STATED GOAL
Restate each of the lines below word for word and drop every picture.

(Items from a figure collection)
---------------

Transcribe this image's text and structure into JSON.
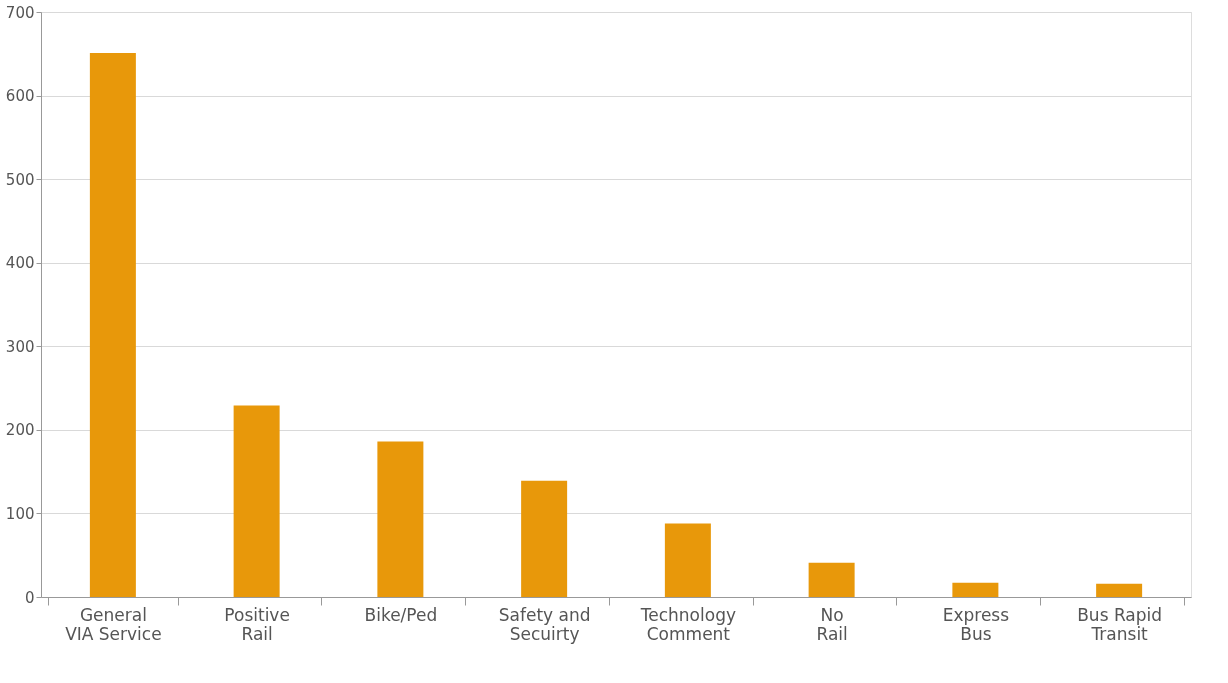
{
  "chart_data": {
    "type": "bar",
    "categories": [
      "General VIA Service",
      "Positive Rail",
      "Bike/Ped",
      "Safety and Secuirty",
      "Technology Comment",
      "No Rail",
      "Express Bus",
      "Bus Rapid Transit"
    ],
    "values": [
      651,
      229,
      186,
      139,
      88,
      41,
      17,
      16
    ],
    "color": "#e8980a",
    "ylim": [
      0,
      700
    ],
    "yticks": [
      0,
      100,
      200,
      300,
      400,
      500,
      600,
      700
    ],
    "grid": "y"
  }
}
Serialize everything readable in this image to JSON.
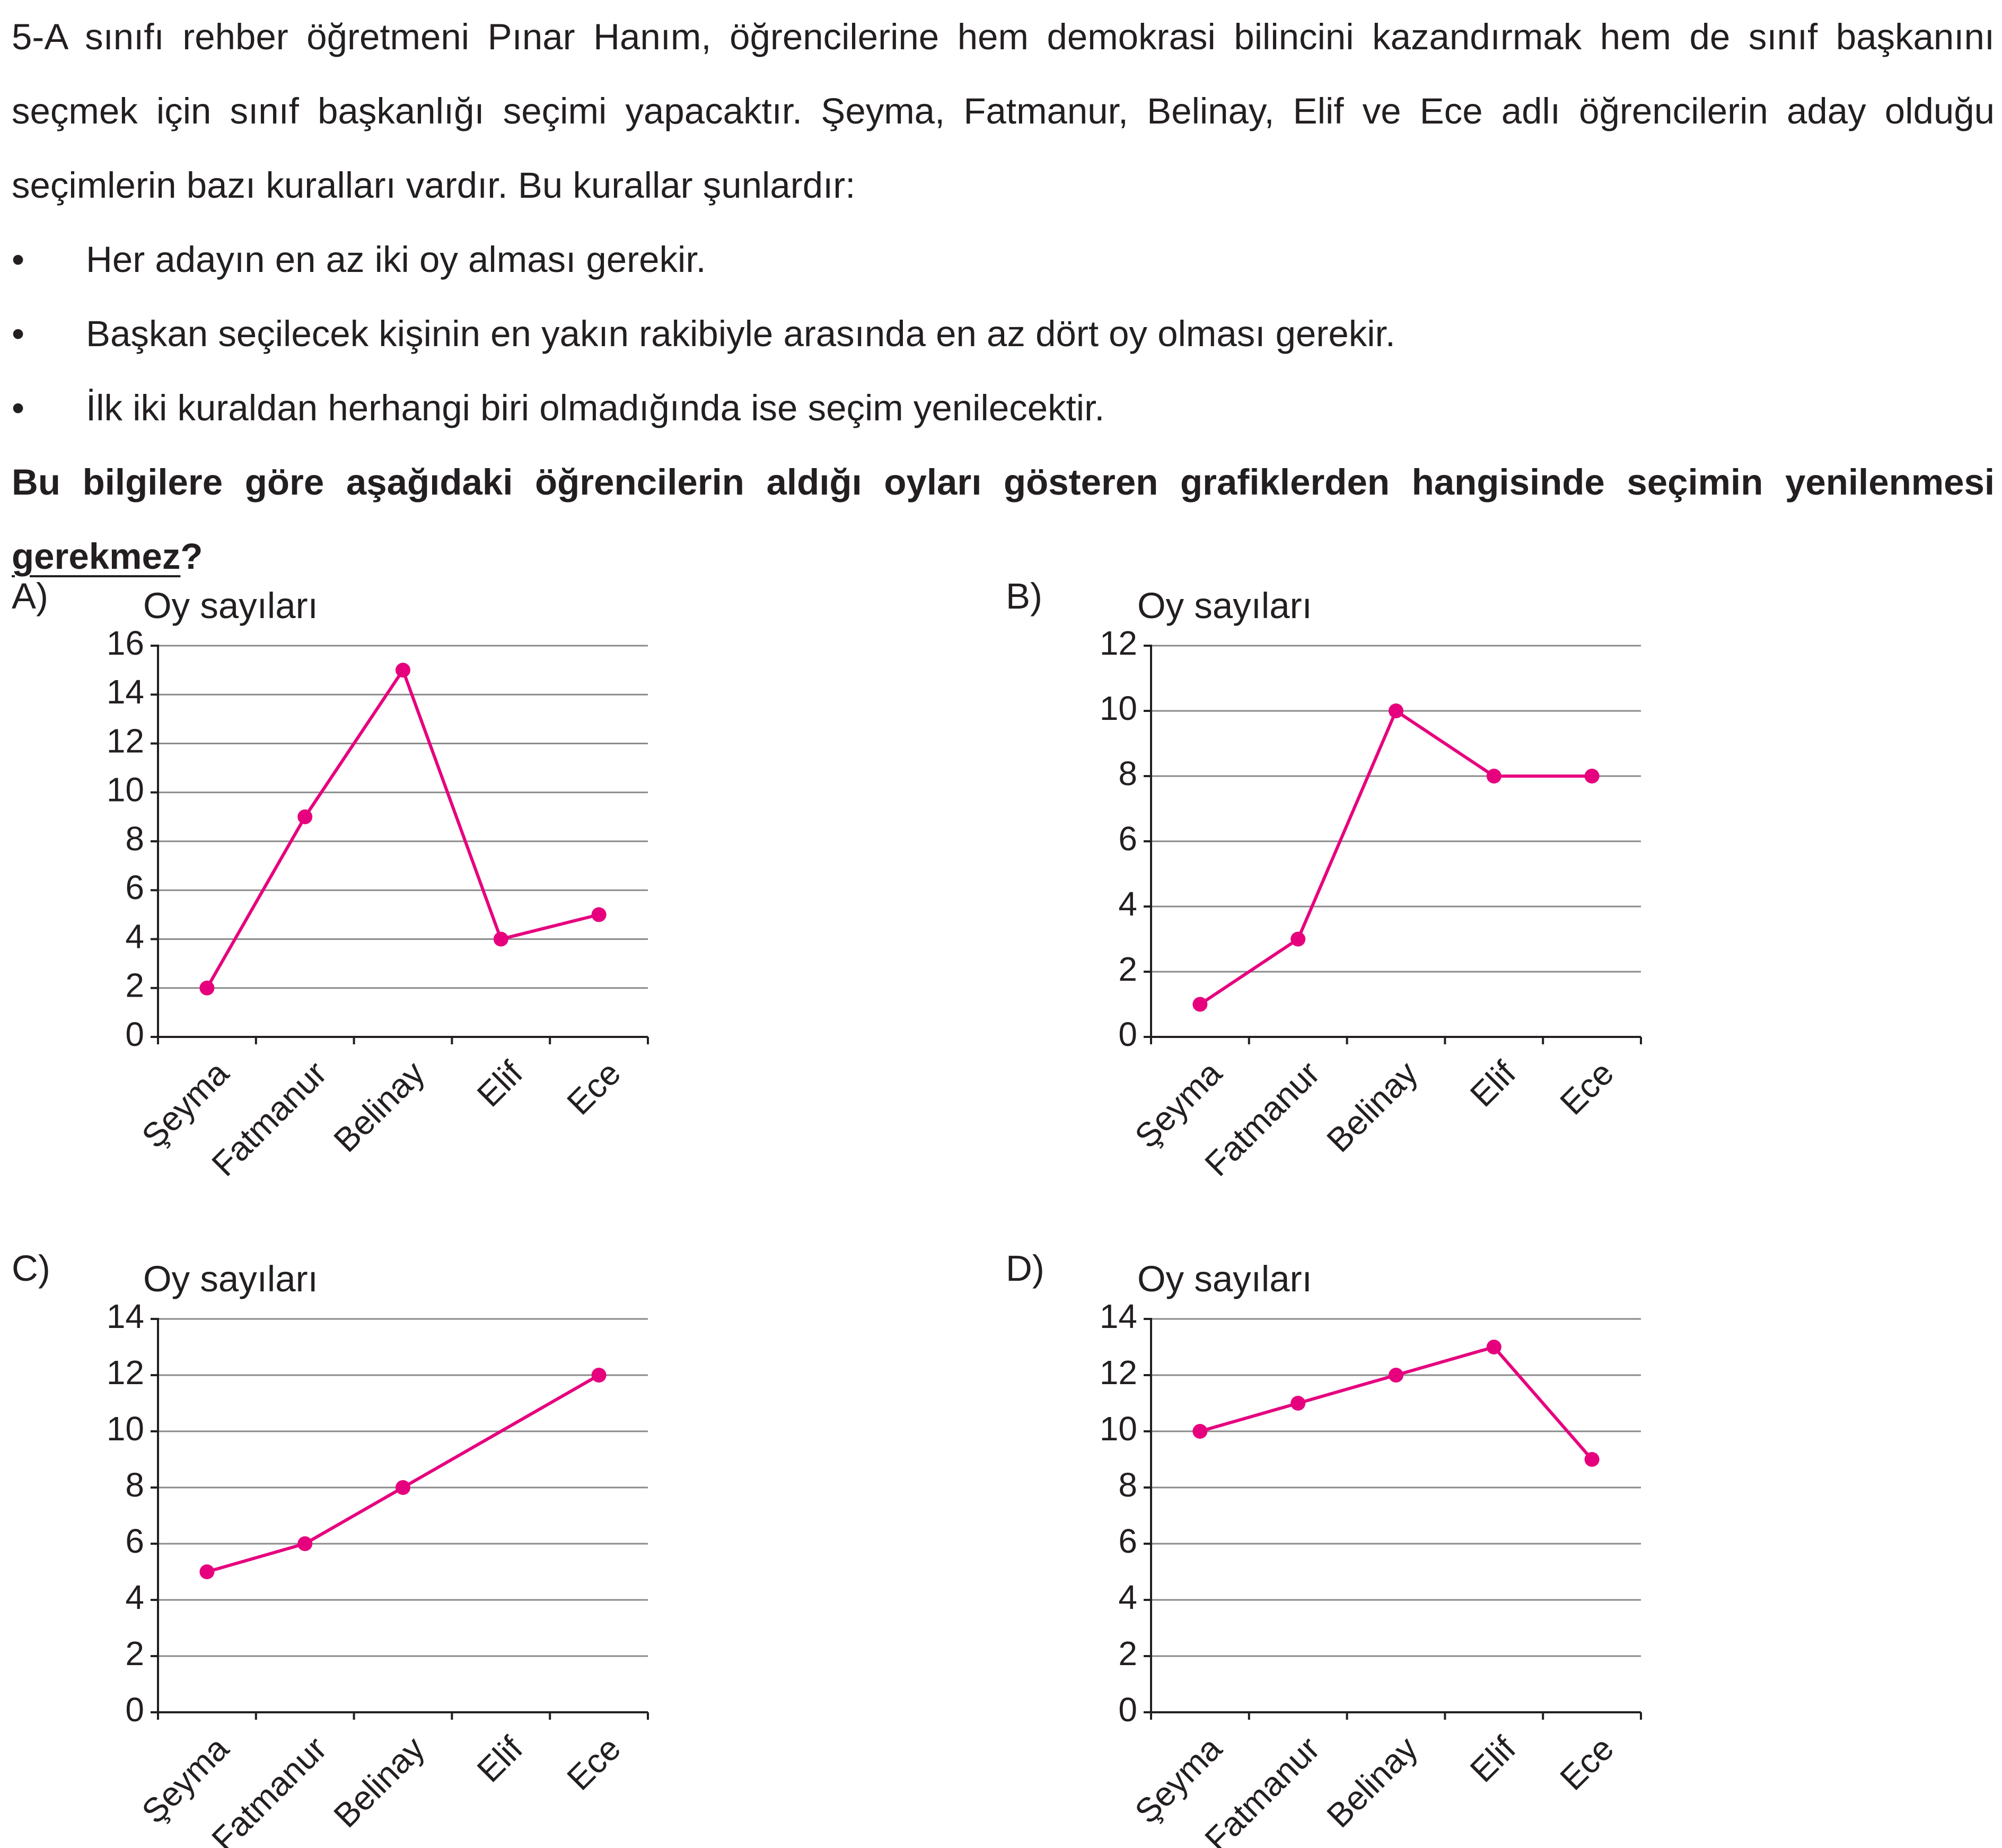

---------------

CORRECT OUTPUT
Transcribe this image's text and structure into JSON.
{
  "chart_data": {
    "type": "bar",
    "categories": [
      "General VIA Service",
      "Positive Rail",
      "Bike/Ped",
      "Safety and Secuirty",
      "Technology Comment",
      "No Rail",
      "Express Bus",
      "Bus Rapid Transit"
    ],
    "values": [
      651,
      229,
      186,
      139,
      88,
      41,
      17,
      16
    ],
    "color": "#e8980a",
    "ylim": [
      0,
      700
    ],
    "yticks": [
      0,
      100,
      200,
      300,
      400,
      500,
      600,
      700
    ],
    "grid": "y"
  }
}
Serialize everything readable in this image to JSON.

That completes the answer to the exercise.